WHAT IS REQUIRED – State how many lines contain "data", and write nothing except that count.

==========

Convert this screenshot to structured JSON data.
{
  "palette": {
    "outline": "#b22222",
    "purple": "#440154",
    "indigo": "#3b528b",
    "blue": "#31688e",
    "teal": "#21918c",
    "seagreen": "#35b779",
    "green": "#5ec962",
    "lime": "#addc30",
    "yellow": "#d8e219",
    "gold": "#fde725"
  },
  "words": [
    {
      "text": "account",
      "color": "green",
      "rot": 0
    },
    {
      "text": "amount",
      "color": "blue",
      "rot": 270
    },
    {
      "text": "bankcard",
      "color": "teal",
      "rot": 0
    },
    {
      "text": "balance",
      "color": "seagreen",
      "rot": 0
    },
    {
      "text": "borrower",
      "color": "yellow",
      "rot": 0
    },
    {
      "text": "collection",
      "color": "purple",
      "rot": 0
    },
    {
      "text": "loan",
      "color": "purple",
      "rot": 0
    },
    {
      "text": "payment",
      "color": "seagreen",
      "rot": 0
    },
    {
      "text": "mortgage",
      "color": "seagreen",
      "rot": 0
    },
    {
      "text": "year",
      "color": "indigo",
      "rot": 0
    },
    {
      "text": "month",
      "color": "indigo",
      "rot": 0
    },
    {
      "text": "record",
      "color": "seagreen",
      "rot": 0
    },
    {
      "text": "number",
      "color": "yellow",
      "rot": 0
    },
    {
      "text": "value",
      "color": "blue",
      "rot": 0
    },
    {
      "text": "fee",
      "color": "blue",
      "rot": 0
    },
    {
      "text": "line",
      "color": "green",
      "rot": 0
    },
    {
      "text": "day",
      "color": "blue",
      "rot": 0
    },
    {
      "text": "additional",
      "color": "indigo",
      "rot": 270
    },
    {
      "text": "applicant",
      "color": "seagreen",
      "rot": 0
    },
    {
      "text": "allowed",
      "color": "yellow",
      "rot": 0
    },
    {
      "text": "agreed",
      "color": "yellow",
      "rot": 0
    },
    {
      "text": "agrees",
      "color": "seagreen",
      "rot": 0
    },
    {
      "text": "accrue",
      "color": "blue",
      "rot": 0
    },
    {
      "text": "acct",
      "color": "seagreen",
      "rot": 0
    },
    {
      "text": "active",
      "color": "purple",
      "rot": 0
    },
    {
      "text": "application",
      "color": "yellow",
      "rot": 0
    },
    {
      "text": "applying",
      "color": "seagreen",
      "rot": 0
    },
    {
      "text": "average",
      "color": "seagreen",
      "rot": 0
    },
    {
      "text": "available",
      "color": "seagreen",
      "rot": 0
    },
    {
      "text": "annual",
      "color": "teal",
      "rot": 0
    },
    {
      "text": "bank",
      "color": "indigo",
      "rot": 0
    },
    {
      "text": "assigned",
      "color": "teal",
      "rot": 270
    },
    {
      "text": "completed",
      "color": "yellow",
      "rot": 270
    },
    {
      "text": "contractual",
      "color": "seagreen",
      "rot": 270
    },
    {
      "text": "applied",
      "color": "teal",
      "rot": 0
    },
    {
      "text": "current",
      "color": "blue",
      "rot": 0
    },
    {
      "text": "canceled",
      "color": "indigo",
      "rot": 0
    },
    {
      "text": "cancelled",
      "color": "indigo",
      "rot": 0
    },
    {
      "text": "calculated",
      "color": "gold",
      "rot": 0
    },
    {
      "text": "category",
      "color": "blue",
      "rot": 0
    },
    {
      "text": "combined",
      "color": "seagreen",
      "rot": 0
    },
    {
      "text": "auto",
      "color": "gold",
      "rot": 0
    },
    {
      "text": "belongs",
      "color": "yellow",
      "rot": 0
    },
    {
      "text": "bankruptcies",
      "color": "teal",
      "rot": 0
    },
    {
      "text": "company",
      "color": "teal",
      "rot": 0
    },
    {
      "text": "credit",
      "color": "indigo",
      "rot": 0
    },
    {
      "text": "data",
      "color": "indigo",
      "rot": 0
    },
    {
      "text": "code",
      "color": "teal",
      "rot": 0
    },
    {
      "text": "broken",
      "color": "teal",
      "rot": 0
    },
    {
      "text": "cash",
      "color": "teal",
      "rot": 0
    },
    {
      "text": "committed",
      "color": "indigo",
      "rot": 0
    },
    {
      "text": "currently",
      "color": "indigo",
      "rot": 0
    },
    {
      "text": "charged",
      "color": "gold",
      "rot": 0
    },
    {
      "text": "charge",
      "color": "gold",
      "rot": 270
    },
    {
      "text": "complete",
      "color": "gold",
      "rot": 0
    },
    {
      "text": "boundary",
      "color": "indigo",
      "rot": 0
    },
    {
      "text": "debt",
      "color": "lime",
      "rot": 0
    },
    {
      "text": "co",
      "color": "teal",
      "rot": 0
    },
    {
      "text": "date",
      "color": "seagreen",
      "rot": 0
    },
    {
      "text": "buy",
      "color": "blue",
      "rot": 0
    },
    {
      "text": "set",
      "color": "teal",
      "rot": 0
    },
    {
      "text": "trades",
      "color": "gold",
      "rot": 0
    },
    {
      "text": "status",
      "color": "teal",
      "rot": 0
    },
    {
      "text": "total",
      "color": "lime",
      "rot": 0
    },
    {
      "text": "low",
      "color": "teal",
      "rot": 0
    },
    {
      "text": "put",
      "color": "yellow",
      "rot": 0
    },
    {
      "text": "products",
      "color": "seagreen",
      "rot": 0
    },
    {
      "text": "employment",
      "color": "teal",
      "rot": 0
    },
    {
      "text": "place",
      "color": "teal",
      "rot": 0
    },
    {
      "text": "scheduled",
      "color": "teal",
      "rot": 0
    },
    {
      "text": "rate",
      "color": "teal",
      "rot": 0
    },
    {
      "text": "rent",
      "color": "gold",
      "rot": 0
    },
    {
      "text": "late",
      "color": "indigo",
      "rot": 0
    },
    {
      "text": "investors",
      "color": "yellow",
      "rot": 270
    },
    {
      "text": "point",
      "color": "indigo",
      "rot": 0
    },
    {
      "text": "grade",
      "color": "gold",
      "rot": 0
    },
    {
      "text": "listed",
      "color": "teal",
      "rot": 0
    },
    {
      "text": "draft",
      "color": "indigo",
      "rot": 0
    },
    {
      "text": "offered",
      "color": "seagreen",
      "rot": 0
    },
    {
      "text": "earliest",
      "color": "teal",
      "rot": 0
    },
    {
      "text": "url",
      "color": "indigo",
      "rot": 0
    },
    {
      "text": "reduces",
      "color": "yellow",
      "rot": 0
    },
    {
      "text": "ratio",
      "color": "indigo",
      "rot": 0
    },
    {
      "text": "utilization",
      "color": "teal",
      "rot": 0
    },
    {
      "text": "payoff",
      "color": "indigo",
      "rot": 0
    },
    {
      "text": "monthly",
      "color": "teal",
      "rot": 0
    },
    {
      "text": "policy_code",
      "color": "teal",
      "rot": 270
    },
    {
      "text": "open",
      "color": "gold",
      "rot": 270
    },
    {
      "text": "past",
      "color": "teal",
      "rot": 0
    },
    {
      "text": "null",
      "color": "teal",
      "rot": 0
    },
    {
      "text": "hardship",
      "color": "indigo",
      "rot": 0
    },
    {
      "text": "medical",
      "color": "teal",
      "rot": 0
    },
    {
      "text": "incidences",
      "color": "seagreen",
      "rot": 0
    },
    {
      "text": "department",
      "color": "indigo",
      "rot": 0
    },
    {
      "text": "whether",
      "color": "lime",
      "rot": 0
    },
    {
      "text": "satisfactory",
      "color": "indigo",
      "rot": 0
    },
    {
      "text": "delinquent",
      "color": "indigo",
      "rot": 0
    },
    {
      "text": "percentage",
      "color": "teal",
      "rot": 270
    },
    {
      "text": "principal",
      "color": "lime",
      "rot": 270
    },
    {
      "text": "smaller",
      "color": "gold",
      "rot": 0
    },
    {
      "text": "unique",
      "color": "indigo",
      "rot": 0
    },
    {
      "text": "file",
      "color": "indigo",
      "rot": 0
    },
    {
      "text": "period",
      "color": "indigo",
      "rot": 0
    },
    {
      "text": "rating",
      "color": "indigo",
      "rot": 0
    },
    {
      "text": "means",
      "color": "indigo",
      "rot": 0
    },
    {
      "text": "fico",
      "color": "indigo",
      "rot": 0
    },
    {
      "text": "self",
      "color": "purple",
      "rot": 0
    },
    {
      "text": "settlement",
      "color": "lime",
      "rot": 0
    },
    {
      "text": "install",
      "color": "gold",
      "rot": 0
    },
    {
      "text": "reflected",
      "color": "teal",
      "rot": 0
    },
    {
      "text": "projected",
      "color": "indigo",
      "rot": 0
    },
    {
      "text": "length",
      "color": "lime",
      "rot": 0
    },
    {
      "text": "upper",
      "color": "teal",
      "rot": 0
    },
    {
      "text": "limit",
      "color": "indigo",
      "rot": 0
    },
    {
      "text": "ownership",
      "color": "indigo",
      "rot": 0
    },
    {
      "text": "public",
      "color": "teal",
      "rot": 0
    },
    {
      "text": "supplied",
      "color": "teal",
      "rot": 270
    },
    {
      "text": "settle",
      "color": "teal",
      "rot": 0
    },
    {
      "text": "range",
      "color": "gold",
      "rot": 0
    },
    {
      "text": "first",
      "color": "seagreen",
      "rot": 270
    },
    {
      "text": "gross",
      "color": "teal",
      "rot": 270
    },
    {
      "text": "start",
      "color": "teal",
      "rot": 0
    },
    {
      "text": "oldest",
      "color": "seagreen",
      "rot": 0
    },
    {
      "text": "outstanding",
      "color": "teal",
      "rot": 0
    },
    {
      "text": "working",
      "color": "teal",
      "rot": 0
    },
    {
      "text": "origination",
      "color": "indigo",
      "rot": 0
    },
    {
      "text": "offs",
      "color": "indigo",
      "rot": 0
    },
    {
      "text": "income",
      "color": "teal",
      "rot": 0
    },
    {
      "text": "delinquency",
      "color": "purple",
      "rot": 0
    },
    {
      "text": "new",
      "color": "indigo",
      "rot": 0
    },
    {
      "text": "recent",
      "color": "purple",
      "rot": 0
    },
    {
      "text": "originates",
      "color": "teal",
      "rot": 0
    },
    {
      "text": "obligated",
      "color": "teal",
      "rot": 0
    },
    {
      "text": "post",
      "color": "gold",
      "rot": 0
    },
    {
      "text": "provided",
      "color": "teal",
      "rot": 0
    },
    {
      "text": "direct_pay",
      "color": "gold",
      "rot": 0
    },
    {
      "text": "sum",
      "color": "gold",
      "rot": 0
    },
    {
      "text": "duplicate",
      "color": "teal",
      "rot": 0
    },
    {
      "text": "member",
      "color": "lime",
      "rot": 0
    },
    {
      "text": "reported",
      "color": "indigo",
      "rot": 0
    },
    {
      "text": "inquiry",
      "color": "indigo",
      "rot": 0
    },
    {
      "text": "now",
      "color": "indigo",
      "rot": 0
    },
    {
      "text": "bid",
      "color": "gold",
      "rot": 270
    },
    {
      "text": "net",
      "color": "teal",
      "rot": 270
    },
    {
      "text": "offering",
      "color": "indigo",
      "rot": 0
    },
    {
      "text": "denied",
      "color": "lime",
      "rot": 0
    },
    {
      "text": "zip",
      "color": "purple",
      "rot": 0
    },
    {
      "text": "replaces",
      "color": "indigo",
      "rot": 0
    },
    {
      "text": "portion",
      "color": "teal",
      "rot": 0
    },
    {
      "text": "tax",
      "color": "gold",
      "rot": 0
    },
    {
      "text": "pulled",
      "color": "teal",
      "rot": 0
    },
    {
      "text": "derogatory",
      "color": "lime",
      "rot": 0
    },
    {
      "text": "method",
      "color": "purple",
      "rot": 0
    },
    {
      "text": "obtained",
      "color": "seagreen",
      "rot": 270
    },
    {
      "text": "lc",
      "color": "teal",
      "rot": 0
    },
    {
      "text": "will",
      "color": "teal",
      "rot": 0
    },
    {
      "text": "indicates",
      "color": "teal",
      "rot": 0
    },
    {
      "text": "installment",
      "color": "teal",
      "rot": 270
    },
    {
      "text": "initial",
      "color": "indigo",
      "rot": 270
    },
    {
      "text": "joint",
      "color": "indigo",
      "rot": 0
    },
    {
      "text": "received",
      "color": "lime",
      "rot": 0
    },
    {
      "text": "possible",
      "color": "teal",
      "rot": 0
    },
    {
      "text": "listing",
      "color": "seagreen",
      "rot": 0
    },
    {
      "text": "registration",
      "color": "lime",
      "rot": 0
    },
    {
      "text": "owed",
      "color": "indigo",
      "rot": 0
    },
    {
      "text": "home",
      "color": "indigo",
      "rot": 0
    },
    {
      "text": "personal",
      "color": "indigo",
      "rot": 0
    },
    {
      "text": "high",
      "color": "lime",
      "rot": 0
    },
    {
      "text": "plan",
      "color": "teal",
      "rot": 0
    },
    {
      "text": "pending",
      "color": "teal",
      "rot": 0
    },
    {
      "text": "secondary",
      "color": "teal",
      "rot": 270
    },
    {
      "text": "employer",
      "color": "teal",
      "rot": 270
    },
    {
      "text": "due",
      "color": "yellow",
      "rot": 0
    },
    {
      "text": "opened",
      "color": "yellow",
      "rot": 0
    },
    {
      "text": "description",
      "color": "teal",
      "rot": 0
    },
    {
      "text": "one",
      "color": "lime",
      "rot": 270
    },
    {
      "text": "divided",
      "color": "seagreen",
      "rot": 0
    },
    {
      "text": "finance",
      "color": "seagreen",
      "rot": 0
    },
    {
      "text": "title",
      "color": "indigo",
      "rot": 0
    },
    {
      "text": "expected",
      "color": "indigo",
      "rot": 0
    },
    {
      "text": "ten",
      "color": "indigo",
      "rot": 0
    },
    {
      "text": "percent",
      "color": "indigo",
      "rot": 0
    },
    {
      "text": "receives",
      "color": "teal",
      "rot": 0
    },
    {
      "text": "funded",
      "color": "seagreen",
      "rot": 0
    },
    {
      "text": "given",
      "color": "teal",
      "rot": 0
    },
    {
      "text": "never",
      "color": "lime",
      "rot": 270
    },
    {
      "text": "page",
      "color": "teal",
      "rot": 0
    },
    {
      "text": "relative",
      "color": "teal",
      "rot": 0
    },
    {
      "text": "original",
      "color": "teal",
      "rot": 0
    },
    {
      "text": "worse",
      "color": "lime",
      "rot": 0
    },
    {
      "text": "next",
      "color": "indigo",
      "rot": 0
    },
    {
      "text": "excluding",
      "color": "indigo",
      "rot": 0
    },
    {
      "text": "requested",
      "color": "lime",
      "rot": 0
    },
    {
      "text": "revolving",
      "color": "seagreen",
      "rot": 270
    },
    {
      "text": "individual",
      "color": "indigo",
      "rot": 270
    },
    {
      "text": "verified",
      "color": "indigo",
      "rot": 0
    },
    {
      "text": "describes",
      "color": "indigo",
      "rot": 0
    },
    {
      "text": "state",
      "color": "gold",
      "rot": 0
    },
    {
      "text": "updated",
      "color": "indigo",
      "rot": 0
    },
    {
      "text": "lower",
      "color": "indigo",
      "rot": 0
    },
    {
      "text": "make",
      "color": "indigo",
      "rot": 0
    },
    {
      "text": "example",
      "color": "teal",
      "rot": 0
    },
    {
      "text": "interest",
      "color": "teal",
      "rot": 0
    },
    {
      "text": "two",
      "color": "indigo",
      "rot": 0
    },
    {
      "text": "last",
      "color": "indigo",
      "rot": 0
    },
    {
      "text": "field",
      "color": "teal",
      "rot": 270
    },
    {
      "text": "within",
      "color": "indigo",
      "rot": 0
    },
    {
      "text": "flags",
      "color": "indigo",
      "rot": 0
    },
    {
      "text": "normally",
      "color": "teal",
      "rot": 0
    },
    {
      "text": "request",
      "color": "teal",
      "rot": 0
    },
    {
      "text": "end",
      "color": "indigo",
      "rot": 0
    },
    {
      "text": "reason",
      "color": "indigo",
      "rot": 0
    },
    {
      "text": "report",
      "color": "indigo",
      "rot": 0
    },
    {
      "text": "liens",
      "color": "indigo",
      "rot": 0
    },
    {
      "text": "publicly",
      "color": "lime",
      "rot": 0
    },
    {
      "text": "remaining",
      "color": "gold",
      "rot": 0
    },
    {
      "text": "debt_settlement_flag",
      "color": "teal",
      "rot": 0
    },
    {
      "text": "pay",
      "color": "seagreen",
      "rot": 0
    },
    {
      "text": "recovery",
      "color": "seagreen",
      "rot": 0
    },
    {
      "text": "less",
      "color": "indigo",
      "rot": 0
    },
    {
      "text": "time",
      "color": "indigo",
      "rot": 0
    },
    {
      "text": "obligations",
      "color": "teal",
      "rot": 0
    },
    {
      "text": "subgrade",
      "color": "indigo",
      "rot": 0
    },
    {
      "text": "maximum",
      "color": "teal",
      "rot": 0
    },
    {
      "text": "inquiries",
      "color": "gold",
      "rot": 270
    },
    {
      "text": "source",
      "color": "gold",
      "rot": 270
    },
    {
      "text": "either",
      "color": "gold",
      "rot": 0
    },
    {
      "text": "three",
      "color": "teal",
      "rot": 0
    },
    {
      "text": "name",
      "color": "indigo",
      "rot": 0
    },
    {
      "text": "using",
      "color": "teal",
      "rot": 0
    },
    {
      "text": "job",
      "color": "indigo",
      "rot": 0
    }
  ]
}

==========

COMPLETE ANSWER – 2